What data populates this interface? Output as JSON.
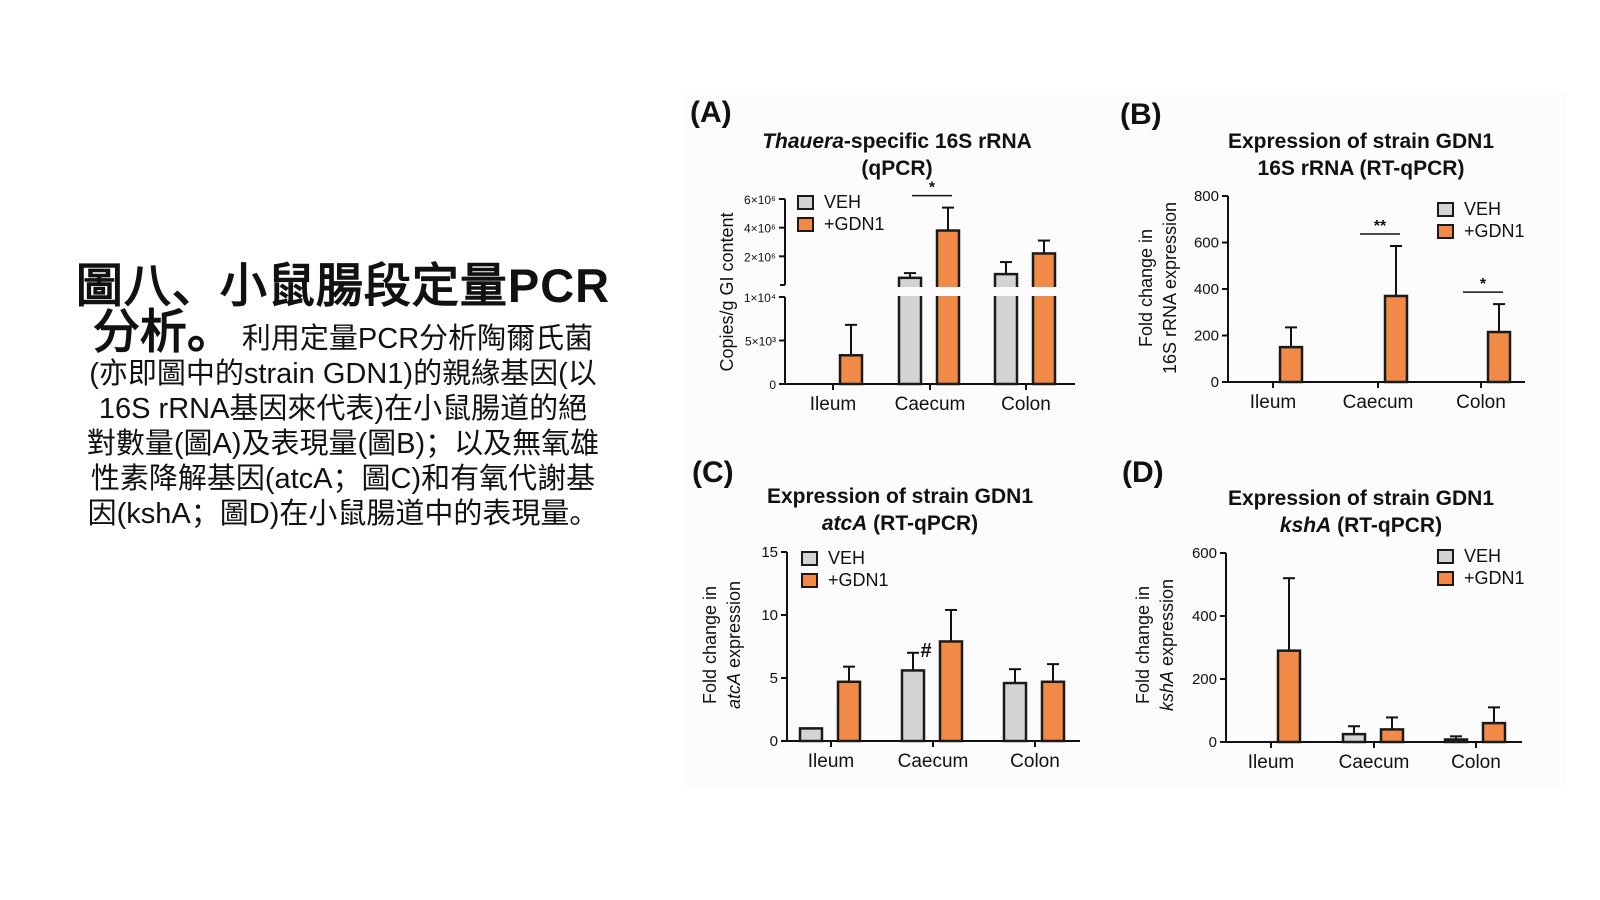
{
  "slide": {
    "title_line": "圖八、小鼠腸段定量PCR",
    "title_line2_bold": "分析。",
    "body_first": "利用定量PCR分析陶爾氏菌",
    "body_lines": [
      "(亦即圖中的strain GDN1)的親緣基因(以",
      "16S rRNA基因來代表)在小鼠腸道的絕",
      "對數量(圖A)及表現量(圖B)；以及無氧雄",
      "性素降解基因(atcA；圖C)和有氧代謝基",
      "因(kshA；圖D)在小鼠腸道中的表現量。"
    ]
  },
  "colors": {
    "veh": "#d4d4d4",
    "gdn1": "#f08a46",
    "outline": "#1a1a1a"
  },
  "chart_data": [
    {
      "panel": "(A)",
      "type": "bar",
      "title": [
        [
          {
            "t": "Thauera",
            "i": true
          },
          {
            "t": "-specific 16S rRNA",
            "i": false
          }
        ],
        [
          {
            "t": "(qPCR)",
            "i": false
          }
        ]
      ],
      "ylabel": [
        [
          {
            "t": "Copies/g GI content",
            "i": false
          }
        ]
      ],
      "categories": [
        "Ileum",
        "Caecum",
        "Colon"
      ],
      "legend": [
        "VEH",
        "+GDN1"
      ],
      "legend_position": "top-left",
      "broken_axis": true,
      "ylim_lower": [
        0,
        10000
      ],
      "ylim_upper": [
        0,
        6000000
      ],
      "yticks_lower": [
        {
          "v": 0,
          "l": "0"
        },
        {
          "v": 5000,
          "l": "5×10³"
        },
        {
          "v": 10000,
          "l": "1×10⁴"
        }
      ],
      "yticks_upper": [
        {
          "v": 2000000,
          "l": "2×10⁶"
        },
        {
          "v": 4000000,
          "l": "4×10⁶"
        },
        {
          "v": 6000000,
          "l": "6×10⁶"
        }
      ],
      "series": [
        {
          "name": "VEH",
          "values": [
            0,
            500000,
            760000
          ],
          "err": [
            0,
            830000,
            1600000
          ]
        },
        {
          "name": "+GDN1",
          "values": [
            3300,
            3800000,
            2200000
          ],
          "err": [
            6800,
            5400000,
            3100000
          ]
        }
      ],
      "annotations": [
        {
          "text": "*",
          "category": "Caecum",
          "type": "bracket"
        }
      ]
    },
    {
      "panel": "(B)",
      "type": "bar",
      "title": [
        [
          {
            "t": "Expression of strain GDN1",
            "i": false
          }
        ],
        [
          {
            "t": "16S rRNA (RT-qPCR)",
            "i": false
          }
        ]
      ],
      "ylabel": [
        [
          {
            "t": "Fold change in",
            "i": false
          }
        ],
        [
          {
            "t": "16S rRNA expression",
            "i": false
          }
        ]
      ],
      "categories": [
        "Ileum",
        "Caecum",
        "Colon"
      ],
      "legend": [
        "VEH",
        "+GDN1"
      ],
      "legend_position": "top-right",
      "ylim": [
        0,
        800
      ],
      "yticks": [
        {
          "v": 0,
          "l": "0"
        },
        {
          "v": 200,
          "l": "200"
        },
        {
          "v": 400,
          "l": "400"
        },
        {
          "v": 600,
          "l": "600"
        },
        {
          "v": 800,
          "l": "800"
        }
      ],
      "series": [
        {
          "name": "VEH",
          "values": [
            0,
            0,
            0
          ],
          "err": [
            0,
            0,
            0
          ]
        },
        {
          "name": "+GDN1",
          "values": [
            150,
            370,
            215
          ],
          "err": [
            235,
            585,
            335
          ]
        }
      ],
      "annotations": [
        {
          "text": "**",
          "category": "Caecum",
          "type": "bracket"
        },
        {
          "text": "*",
          "category": "Colon",
          "type": "bracket"
        }
      ]
    },
    {
      "panel": "(C)",
      "type": "bar",
      "title": [
        [
          {
            "t": "Expression of strain GDN1",
            "i": false
          }
        ],
        [
          {
            "t": "atcA",
            "i": true
          },
          {
            "t": " (RT-qPCR)",
            "i": false
          }
        ]
      ],
      "ylabel": [
        [
          {
            "t": "Fold change in",
            "i": false
          }
        ],
        [
          {
            "t": "atcA",
            "i": true
          },
          {
            "t": " expression",
            "i": false
          }
        ]
      ],
      "categories": [
        "Ileum",
        "Caecum",
        "Colon"
      ],
      "legend": [
        "VEH",
        "+GDN1"
      ],
      "legend_position": "top-left",
      "ylim": [
        0,
        15
      ],
      "yticks": [
        {
          "v": 0,
          "l": "0"
        },
        {
          "v": 5,
          "l": "5"
        },
        {
          "v": 10,
          "l": "10"
        },
        {
          "v": 15,
          "l": "15"
        }
      ],
      "series": [
        {
          "name": "VEH",
          "values": [
            1.0,
            5.6,
            4.6
          ],
          "err": [
            1.0,
            7.0,
            5.7
          ]
        },
        {
          "name": "+GDN1",
          "values": [
            4.7,
            7.9,
            4.7
          ],
          "err": [
            5.9,
            10.4,
            6.1
          ]
        }
      ],
      "annotations": [
        {
          "text": "#",
          "category": "Caecum",
          "type": "mark"
        }
      ]
    },
    {
      "panel": "(D)",
      "type": "bar",
      "title": [
        [
          {
            "t": "Expression of strain GDN1",
            "i": false
          }
        ],
        [
          {
            "t": "kshA",
            "i": true
          },
          {
            "t": " (RT-qPCR)",
            "i": false
          }
        ]
      ],
      "ylabel": [
        [
          {
            "t": "Fold change in",
            "i": false
          }
        ],
        [
          {
            "t": "kshA",
            "i": true
          },
          {
            "t": " expression",
            "i": false
          }
        ]
      ],
      "categories": [
        "Ileum",
        "Caecum",
        "Colon"
      ],
      "legend": [
        "VEH",
        "+GDN1"
      ],
      "legend_position": "top-right",
      "ylim": [
        0,
        600
      ],
      "yticks": [
        {
          "v": 0,
          "l": "0"
        },
        {
          "v": 200,
          "l": "200"
        },
        {
          "v": 400,
          "l": "400"
        },
        {
          "v": 600,
          "l": "600"
        }
      ],
      "series": [
        {
          "name": "VEH",
          "values": [
            0,
            25,
            8
          ],
          "err": [
            0,
            50,
            18
          ]
        },
        {
          "name": "+GDN1",
          "values": [
            290,
            40,
            60
          ],
          "err": [
            520,
            78,
            110
          ]
        }
      ],
      "annotations": []
    }
  ]
}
-------------------------
* TASK STATEMENT *
Without including any pictures, please restate all the records exactly.

* RESULT OF THE EXERCISE *
What data populates this interface? Output as JSON.
{
  "slide": {
    "title_line": "圖八、小鼠腸段定量PCR",
    "title_line2_bold": "分析。",
    "body_first": "利用定量PCR分析陶爾氏菌",
    "body_lines": [
      "(亦即圖中的strain GDN1)的親緣基因(以",
      "16S rRNA基因來代表)在小鼠腸道的絕",
      "對數量(圖A)及表現量(圖B)；以及無氧雄",
      "性素降解基因(atcA；圖C)和有氧代謝基",
      "因(kshA；圖D)在小鼠腸道中的表現量。"
    ]
  },
  "colors": {
    "veh": "#d4d4d4",
    "gdn1": "#f08a46",
    "outline": "#1a1a1a"
  },
  "chart_data": [
    {
      "panel": "(A)",
      "type": "bar",
      "title": [
        [
          {
            "t": "Thauera",
            "i": true
          },
          {
            "t": "-specific 16S rRNA",
            "i": false
          }
        ],
        [
          {
            "t": "(qPCR)",
            "i": false
          }
        ]
      ],
      "ylabel": [
        [
          {
            "t": "Copies/g GI content",
            "i": false
          }
        ]
      ],
      "categories": [
        "Ileum",
        "Caecum",
        "Colon"
      ],
      "legend": [
        "VEH",
        "+GDN1"
      ],
      "legend_position": "top-left",
      "broken_axis": true,
      "ylim_lower": [
        0,
        10000
      ],
      "ylim_upper": [
        0,
        6000000
      ],
      "yticks_lower": [
        {
          "v": 0,
          "l": "0"
        },
        {
          "v": 5000,
          "l": "5×10³"
        },
        {
          "v": 10000,
          "l": "1×10⁴"
        }
      ],
      "yticks_upper": [
        {
          "v": 2000000,
          "l": "2×10⁶"
        },
        {
          "v": 4000000,
          "l": "4×10⁶"
        },
        {
          "v": 6000000,
          "l": "6×10⁶"
        }
      ],
      "series": [
        {
          "name": "VEH",
          "values": [
            0,
            500000,
            760000
          ],
          "err": [
            0,
            830000,
            1600000
          ]
        },
        {
          "name": "+GDN1",
          "values": [
            3300,
            3800000,
            2200000
          ],
          "err": [
            6800,
            5400000,
            3100000
          ]
        }
      ],
      "annotations": [
        {
          "text": "*",
          "category": "Caecum",
          "type": "bracket"
        }
      ]
    },
    {
      "panel": "(B)",
      "type": "bar",
      "title": [
        [
          {
            "t": "Expression of strain GDN1",
            "i": false
          }
        ],
        [
          {
            "t": "16S rRNA (RT-qPCR)",
            "i": false
          }
        ]
      ],
      "ylabel": [
        [
          {
            "t": "Fold change in",
            "i": false
          }
        ],
        [
          {
            "t": "16S rRNA expression",
            "i": false
          }
        ]
      ],
      "categories": [
        "Ileum",
        "Caecum",
        "Colon"
      ],
      "legend": [
        "VEH",
        "+GDN1"
      ],
      "legend_position": "top-right",
      "ylim": [
        0,
        800
      ],
      "yticks": [
        {
          "v": 0,
          "l": "0"
        },
        {
          "v": 200,
          "l": "200"
        },
        {
          "v": 400,
          "l": "400"
        },
        {
          "v": 600,
          "l": "600"
        },
        {
          "v": 800,
          "l": "800"
        }
      ],
      "series": [
        {
          "name": "VEH",
          "values": [
            0,
            0,
            0
          ],
          "err": [
            0,
            0,
            0
          ]
        },
        {
          "name": "+GDN1",
          "values": [
            150,
            370,
            215
          ],
          "err": [
            235,
            585,
            335
          ]
        }
      ],
      "annotations": [
        {
          "text": "**",
          "category": "Caecum",
          "type": "bracket"
        },
        {
          "text": "*",
          "category": "Colon",
          "type": "bracket"
        }
      ]
    },
    {
      "panel": "(C)",
      "type": "bar",
      "title": [
        [
          {
            "t": "Expression of strain GDN1",
            "i": false
          }
        ],
        [
          {
            "t": "atcA",
            "i": true
          },
          {
            "t": " (RT-qPCR)",
            "i": false
          }
        ]
      ],
      "ylabel": [
        [
          {
            "t": "Fold change in",
            "i": false
          }
        ],
        [
          {
            "t": "atcA",
            "i": true
          },
          {
            "t": " expression",
            "i": false
          }
        ]
      ],
      "categories": [
        "Ileum",
        "Caecum",
        "Colon"
      ],
      "legend": [
        "VEH",
        "+GDN1"
      ],
      "legend_position": "top-left",
      "ylim": [
        0,
        15
      ],
      "yticks": [
        {
          "v": 0,
          "l": "0"
        },
        {
          "v": 5,
          "l": "5"
        },
        {
          "v": 10,
          "l": "10"
        },
        {
          "v": 15,
          "l": "15"
        }
      ],
      "series": [
        {
          "name": "VEH",
          "values": [
            1.0,
            5.6,
            4.6
          ],
          "err": [
            1.0,
            7.0,
            5.7
          ]
        },
        {
          "name": "+GDN1",
          "values": [
            4.7,
            7.9,
            4.7
          ],
          "err": [
            5.9,
            10.4,
            6.1
          ]
        }
      ],
      "annotations": [
        {
          "text": "#",
          "category": "Caecum",
          "type": "mark"
        }
      ]
    },
    {
      "panel": "(D)",
      "type": "bar",
      "title": [
        [
          {
            "t": "Expression of strain GDN1",
            "i": false
          }
        ],
        [
          {
            "t": "kshA",
            "i": true
          },
          {
            "t": " (RT-qPCR)",
            "i": false
          }
        ]
      ],
      "ylabel": [
        [
          {
            "t": "Fold change in",
            "i": false
          }
        ],
        [
          {
            "t": "kshA",
            "i": true
          },
          {
            "t": " expression",
            "i": false
          }
        ]
      ],
      "categories": [
        "Ileum",
        "Caecum",
        "Colon"
      ],
      "legend": [
        "VEH",
        "+GDN1"
      ],
      "legend_position": "top-right",
      "ylim": [
        0,
        600
      ],
      "yticks": [
        {
          "v": 0,
          "l": "0"
        },
        {
          "v": 200,
          "l": "200"
        },
        {
          "v": 400,
          "l": "400"
        },
        {
          "v": 600,
          "l": "600"
        }
      ],
      "series": [
        {
          "name": "VEH",
          "values": [
            0,
            25,
            8
          ],
          "err": [
            0,
            50,
            18
          ]
        },
        {
          "name": "+GDN1",
          "values": [
            290,
            40,
            60
          ],
          "err": [
            520,
            78,
            110
          ]
        }
      ],
      "annotations": []
    }
  ]
}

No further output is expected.